Given instruction.
Transcribe the listing exactly, leaving out every picture.

Collected data entries.
++++++++
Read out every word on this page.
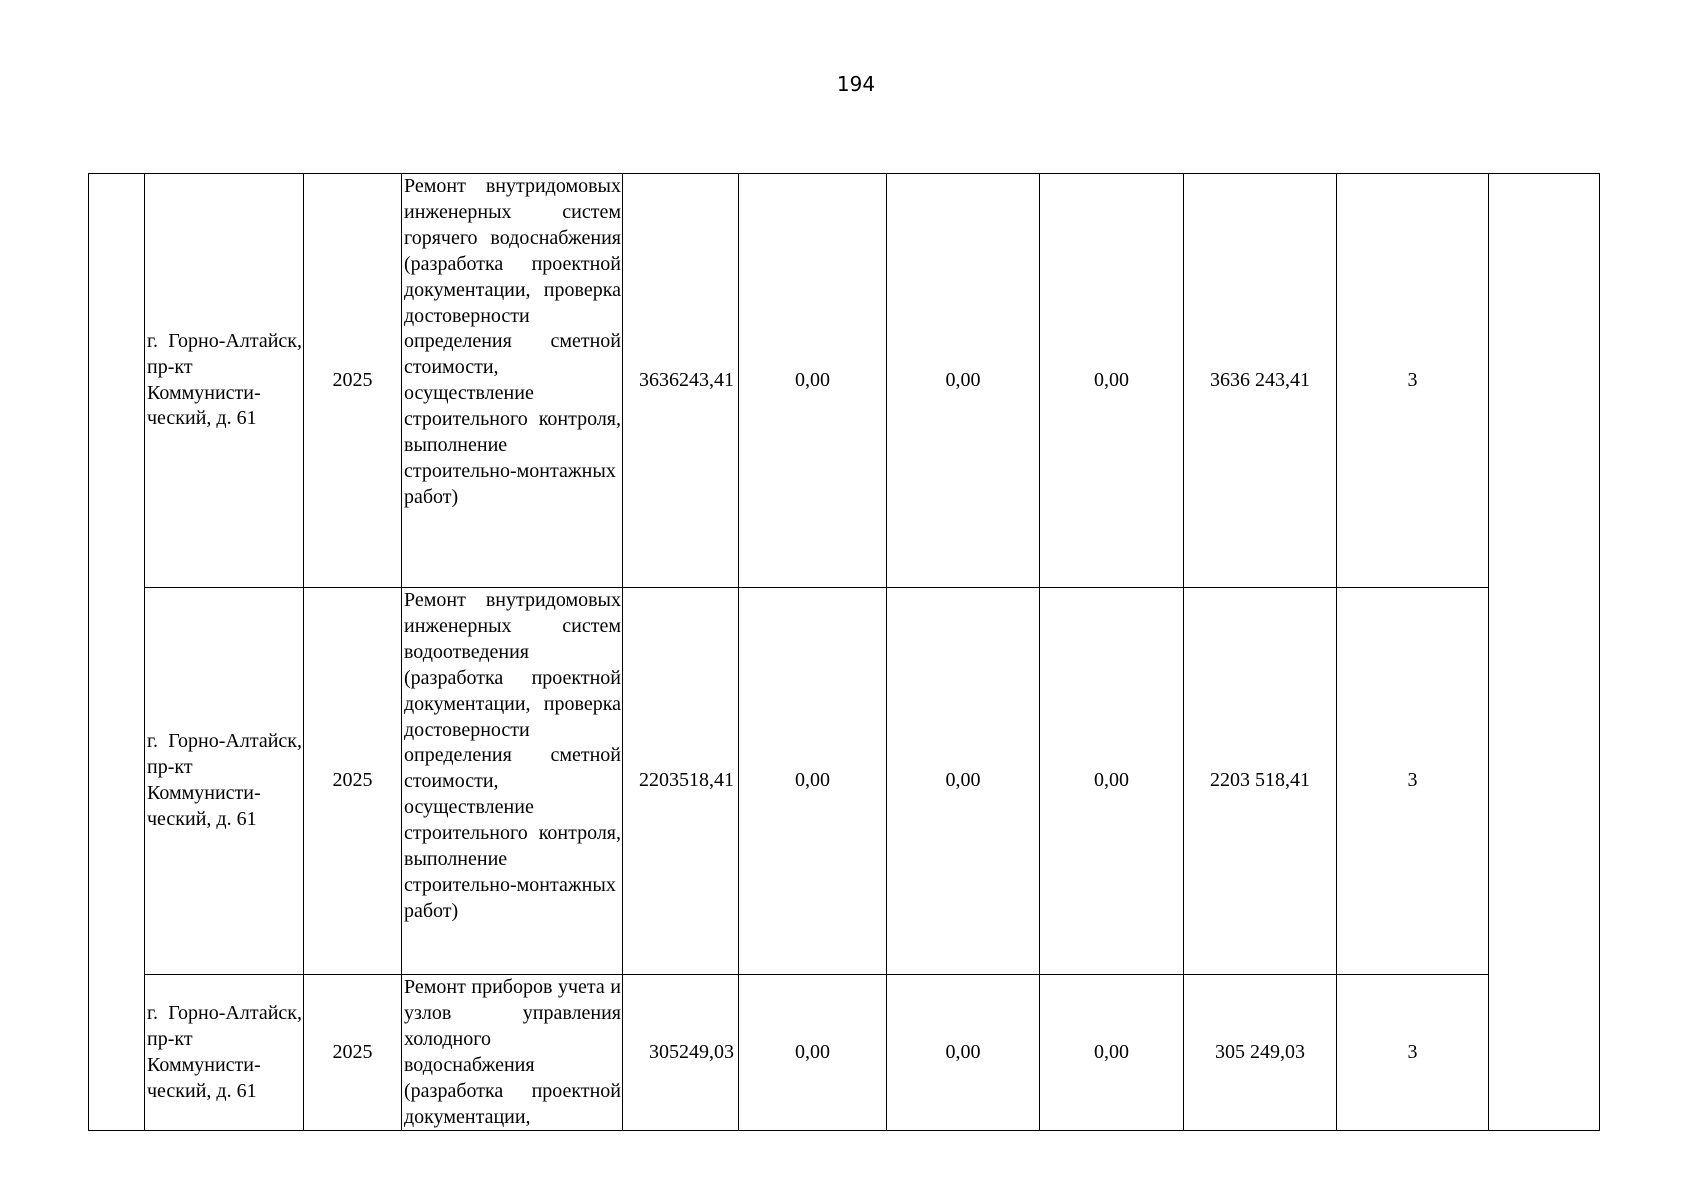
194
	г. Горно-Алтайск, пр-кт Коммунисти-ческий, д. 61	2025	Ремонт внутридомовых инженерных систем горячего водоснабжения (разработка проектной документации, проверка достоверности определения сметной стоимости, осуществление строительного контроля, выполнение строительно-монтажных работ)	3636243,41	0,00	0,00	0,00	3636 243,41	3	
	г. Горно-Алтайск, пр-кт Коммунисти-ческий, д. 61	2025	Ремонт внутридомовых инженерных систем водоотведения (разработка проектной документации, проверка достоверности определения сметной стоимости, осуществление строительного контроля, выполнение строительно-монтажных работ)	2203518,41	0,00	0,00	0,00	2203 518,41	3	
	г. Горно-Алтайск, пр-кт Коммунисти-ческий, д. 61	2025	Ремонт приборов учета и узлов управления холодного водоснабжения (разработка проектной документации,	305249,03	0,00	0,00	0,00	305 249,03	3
++++++++
Reply to the exercise.
Read out every word on this page.
194
	г. Горно-Алтайск, пр-кт Коммунисти-ческий, д. 61	2025	Ремонт внутридомовых инженерных систем горячего водоснабжения (разработка проектной документации, проверка достоверности определения сметной стоимости, осуществление строительного контроля, выполнение строительно-монтажных работ)	3636243,41	0,00	0,00	0,00	3636 243,41	3	
	г. Горно-Алтайск, пр-кт Коммунисти-ческий, д. 61	2025	Ремонт внутридомовых инженерных систем водоотведения (разработка проектной документации, проверка достоверности определения сметной стоимости, осуществление строительного контроля, выполнение строительно-монтажных работ)	2203518,41	0,00	0,00	0,00	2203 518,41	3	
	г. Горно-Алтайск, пр-кт Коммунисти-ческий, д. 61	2025	Ремонт приборов учета и узлов управления холодного водоснабжения (разработка проектной документации,	305249,03	0,00	0,00	0,00	305 249,03	3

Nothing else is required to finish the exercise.